### What is required
Go over the listing below line by line and tally those containing "structured". Give only the tally.

### Listed entries
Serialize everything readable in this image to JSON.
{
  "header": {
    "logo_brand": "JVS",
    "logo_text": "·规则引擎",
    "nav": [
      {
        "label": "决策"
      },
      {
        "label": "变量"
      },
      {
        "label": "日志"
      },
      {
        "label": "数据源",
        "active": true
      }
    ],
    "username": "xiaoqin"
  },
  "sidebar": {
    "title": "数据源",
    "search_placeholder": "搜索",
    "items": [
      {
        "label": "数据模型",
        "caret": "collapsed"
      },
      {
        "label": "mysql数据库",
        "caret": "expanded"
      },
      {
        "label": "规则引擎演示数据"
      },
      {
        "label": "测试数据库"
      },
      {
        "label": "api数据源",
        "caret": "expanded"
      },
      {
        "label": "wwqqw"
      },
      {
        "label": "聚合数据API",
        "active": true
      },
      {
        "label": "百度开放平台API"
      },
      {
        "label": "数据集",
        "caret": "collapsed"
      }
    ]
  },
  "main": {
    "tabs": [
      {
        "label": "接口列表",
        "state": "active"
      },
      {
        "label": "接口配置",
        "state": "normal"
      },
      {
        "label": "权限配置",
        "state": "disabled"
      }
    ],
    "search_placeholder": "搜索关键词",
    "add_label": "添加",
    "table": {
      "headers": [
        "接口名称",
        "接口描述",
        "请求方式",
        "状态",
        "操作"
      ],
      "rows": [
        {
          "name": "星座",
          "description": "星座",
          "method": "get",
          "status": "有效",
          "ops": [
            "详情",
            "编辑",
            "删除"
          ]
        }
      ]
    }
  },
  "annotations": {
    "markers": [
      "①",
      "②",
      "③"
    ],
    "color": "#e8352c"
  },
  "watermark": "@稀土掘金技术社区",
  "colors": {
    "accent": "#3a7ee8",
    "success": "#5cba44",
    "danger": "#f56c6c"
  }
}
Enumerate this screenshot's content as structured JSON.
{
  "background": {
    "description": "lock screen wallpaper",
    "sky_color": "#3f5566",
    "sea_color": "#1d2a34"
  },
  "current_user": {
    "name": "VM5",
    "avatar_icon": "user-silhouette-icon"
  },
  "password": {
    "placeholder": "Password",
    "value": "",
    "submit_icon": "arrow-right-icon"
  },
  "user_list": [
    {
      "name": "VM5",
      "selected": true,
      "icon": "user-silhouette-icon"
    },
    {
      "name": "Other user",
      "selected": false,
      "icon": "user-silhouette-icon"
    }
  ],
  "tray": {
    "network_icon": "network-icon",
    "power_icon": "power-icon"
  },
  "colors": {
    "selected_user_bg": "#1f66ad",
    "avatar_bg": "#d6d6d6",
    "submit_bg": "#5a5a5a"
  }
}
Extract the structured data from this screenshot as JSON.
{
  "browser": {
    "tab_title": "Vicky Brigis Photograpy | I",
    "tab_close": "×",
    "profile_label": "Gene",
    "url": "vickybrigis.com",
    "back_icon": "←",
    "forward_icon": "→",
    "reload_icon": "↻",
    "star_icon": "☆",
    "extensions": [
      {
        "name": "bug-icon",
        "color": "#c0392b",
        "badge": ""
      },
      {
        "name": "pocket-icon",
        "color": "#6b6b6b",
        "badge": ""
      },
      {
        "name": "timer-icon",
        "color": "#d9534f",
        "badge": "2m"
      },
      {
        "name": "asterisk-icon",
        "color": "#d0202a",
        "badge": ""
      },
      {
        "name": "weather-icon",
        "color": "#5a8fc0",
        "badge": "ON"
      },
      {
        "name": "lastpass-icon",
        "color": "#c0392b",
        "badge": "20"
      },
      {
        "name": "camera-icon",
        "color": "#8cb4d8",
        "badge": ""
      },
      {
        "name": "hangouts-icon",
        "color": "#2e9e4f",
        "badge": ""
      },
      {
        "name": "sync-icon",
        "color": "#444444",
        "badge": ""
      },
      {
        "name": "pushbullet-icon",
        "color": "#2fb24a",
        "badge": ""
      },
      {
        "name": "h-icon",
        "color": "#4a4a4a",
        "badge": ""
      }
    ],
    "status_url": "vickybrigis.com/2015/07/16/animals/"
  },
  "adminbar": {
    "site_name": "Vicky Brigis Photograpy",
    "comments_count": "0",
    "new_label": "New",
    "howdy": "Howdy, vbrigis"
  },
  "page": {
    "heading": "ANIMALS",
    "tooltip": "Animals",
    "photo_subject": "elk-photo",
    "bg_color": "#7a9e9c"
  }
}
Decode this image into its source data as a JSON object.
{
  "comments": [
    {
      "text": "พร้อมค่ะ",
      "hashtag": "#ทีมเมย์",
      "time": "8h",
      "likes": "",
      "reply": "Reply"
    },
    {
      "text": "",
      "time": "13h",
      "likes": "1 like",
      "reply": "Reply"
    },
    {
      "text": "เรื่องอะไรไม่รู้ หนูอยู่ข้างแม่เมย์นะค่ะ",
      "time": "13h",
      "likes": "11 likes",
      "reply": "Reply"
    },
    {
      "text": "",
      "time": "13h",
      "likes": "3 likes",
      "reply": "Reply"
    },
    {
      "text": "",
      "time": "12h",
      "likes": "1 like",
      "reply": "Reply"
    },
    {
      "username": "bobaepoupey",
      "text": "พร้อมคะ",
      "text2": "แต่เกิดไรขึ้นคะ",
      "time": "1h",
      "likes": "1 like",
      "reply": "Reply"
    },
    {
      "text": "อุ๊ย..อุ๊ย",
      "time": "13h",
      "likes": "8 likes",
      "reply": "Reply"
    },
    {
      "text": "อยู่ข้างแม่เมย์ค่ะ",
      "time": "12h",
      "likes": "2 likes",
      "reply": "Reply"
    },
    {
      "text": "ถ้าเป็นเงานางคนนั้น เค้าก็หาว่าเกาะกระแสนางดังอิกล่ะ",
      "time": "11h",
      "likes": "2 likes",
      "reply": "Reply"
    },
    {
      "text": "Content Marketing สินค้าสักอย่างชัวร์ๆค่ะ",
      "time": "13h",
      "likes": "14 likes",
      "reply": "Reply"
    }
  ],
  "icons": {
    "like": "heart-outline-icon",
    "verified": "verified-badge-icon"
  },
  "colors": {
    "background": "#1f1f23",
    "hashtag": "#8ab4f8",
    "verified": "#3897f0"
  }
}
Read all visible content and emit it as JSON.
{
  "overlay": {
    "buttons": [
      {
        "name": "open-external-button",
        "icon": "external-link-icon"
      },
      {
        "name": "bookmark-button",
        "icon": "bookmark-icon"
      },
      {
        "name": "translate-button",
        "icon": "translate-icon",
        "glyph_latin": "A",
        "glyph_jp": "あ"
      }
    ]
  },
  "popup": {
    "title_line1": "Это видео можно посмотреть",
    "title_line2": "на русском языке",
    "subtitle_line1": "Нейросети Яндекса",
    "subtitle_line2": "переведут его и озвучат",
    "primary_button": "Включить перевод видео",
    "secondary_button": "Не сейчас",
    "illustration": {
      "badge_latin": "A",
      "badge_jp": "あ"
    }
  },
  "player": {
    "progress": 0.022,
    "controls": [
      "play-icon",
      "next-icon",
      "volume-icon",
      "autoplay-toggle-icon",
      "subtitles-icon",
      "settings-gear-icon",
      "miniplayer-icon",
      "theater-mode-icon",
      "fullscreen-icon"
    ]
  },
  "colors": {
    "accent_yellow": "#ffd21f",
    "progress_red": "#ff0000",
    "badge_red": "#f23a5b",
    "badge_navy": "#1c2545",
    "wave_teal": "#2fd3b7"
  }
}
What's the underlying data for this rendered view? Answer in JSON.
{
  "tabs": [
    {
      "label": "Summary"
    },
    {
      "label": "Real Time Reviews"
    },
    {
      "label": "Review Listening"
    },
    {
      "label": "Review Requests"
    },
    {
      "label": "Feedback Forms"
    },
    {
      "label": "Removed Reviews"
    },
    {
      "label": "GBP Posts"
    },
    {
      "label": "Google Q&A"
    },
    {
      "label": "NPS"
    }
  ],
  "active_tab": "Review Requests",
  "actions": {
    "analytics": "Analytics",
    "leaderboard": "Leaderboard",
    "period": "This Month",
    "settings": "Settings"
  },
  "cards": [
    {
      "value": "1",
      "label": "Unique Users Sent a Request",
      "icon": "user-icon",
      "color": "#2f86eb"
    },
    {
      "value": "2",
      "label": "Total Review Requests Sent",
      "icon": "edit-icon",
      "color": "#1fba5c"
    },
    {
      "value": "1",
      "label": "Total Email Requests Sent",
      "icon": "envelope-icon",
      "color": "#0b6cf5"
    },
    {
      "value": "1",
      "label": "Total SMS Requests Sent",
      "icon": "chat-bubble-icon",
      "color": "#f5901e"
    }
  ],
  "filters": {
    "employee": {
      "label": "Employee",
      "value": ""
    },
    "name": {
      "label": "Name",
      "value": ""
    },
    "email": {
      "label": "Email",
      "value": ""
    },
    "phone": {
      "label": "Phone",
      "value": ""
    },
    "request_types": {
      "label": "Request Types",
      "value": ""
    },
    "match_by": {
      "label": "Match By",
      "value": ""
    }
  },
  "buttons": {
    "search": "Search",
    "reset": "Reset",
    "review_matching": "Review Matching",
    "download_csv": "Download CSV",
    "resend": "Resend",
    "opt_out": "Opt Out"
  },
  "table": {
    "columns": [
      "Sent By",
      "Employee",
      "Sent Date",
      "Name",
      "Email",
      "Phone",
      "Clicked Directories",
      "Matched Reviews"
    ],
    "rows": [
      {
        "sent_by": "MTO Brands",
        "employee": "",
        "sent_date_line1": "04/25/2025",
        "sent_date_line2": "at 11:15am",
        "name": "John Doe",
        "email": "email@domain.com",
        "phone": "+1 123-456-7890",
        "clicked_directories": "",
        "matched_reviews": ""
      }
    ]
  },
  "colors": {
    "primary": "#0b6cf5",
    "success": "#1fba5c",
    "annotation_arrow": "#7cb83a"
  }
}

### Response to the exercise
2